### Brief:
Find the number of lines containing the string "Length" in the data. Answer with the number by itself.

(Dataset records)
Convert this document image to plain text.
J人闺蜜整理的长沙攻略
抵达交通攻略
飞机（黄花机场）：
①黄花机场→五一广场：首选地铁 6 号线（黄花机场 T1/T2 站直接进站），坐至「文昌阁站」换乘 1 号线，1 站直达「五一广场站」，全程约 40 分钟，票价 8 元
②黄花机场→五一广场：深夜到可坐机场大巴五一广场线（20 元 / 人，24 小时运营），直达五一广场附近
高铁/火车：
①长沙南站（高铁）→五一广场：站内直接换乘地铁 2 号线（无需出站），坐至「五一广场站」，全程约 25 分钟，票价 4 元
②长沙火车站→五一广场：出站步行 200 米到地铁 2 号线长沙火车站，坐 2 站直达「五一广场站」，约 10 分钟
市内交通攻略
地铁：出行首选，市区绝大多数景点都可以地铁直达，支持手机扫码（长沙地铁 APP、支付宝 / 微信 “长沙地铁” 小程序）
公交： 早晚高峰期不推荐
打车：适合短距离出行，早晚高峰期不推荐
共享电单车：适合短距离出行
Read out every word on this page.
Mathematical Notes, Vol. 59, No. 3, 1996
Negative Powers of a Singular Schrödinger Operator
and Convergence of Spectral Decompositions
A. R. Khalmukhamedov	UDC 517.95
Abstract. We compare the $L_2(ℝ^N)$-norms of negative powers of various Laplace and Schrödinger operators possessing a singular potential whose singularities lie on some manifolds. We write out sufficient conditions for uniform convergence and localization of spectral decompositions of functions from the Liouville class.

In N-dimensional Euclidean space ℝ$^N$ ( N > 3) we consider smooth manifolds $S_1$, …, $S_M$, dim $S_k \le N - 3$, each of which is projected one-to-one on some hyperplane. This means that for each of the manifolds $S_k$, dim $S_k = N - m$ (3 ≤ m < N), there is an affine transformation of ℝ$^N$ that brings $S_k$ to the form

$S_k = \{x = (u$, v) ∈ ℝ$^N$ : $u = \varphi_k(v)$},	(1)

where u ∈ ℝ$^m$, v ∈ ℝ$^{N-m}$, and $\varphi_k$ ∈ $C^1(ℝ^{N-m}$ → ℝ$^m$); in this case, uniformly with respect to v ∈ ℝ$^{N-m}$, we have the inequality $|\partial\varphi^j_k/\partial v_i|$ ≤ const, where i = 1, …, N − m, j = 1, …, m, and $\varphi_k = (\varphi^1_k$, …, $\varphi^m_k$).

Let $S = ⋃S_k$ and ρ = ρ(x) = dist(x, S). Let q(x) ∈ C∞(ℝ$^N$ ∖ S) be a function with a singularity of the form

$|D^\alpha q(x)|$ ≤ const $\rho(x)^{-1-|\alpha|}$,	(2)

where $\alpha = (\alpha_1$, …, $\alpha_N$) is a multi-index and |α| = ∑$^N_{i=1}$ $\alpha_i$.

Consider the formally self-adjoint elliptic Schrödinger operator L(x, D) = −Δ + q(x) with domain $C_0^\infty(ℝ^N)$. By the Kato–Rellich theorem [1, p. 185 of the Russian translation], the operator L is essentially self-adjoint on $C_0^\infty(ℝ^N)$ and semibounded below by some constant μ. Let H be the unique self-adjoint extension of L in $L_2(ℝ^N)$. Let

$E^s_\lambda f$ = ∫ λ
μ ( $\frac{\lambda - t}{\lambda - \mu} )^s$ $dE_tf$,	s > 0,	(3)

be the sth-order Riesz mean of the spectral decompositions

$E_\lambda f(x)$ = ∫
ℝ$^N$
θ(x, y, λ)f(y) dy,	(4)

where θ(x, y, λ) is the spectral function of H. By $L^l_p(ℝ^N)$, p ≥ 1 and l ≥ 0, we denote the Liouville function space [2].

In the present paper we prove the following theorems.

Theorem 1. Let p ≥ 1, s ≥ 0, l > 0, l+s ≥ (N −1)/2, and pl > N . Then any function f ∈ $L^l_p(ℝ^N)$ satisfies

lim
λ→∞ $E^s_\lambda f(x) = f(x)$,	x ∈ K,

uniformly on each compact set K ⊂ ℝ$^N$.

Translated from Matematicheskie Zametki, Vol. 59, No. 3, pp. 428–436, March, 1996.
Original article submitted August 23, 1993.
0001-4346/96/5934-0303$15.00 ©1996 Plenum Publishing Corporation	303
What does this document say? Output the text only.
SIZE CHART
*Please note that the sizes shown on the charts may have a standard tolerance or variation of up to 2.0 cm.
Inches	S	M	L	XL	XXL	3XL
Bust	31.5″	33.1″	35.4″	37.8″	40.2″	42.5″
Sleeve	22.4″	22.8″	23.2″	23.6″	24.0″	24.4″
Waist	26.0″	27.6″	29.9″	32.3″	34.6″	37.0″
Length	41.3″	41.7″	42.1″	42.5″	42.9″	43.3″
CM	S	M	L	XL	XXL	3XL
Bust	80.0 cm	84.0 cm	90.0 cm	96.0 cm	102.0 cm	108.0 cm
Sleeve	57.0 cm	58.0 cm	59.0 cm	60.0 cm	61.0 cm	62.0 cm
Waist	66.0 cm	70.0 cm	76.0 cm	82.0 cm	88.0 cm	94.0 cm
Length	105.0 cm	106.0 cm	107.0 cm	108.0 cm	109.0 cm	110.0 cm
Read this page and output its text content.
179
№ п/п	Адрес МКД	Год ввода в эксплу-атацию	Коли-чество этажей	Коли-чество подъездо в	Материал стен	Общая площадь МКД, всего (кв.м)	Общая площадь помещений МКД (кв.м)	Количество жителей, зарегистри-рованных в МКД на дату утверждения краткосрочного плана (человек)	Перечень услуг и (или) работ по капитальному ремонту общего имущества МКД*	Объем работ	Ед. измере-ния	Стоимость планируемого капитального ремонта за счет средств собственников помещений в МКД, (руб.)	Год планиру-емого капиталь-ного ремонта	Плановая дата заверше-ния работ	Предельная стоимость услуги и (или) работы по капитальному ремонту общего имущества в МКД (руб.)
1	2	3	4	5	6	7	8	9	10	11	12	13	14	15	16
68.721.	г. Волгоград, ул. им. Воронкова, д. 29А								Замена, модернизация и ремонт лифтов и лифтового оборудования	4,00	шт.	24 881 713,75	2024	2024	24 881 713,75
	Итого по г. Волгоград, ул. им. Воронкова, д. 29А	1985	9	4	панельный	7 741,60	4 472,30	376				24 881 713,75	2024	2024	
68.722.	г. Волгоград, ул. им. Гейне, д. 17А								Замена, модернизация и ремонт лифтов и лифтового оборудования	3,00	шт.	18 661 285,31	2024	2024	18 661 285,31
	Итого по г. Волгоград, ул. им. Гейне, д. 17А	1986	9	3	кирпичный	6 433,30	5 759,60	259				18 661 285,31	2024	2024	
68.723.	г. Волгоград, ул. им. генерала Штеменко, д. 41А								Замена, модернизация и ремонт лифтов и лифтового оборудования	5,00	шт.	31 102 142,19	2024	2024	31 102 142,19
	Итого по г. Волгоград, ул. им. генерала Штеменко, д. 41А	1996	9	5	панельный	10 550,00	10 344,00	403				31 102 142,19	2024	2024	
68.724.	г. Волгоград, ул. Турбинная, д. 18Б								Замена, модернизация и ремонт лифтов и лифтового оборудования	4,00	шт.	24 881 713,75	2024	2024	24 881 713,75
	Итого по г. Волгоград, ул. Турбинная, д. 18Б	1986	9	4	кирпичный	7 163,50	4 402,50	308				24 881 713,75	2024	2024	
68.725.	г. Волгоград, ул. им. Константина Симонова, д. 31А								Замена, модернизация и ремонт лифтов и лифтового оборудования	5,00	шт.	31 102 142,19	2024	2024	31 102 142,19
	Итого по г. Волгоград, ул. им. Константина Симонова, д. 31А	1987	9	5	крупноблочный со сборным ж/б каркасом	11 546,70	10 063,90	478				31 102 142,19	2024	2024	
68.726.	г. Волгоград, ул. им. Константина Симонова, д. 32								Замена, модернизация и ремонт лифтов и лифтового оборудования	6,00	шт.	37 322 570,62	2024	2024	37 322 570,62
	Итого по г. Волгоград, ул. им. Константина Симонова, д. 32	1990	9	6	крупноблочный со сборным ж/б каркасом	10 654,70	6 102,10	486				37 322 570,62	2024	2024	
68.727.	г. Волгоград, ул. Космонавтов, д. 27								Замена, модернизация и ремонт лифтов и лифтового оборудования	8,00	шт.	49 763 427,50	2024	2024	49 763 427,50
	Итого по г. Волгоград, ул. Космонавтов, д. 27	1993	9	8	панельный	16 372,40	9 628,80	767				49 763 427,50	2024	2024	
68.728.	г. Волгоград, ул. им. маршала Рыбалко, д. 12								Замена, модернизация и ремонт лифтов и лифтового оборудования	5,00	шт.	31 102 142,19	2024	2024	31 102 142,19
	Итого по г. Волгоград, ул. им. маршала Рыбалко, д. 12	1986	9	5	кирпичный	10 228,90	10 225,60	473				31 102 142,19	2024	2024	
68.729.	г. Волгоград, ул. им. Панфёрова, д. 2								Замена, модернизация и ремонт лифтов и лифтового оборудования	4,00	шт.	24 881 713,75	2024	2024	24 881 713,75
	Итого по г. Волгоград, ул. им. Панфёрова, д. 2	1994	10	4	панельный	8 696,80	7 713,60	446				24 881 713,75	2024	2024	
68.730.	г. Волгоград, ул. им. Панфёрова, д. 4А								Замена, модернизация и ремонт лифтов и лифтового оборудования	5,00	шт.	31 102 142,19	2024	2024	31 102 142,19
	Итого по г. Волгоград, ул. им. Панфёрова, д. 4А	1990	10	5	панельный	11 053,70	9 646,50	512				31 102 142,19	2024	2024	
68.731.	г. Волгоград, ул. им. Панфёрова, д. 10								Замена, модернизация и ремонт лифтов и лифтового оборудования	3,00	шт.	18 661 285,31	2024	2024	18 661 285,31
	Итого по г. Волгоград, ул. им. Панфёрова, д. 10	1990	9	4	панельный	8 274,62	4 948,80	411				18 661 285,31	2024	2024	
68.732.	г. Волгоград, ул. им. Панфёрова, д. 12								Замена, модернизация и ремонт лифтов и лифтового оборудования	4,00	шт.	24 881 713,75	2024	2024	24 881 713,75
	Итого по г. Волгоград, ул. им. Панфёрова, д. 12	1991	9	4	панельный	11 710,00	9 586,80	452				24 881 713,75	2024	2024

### Full response:
2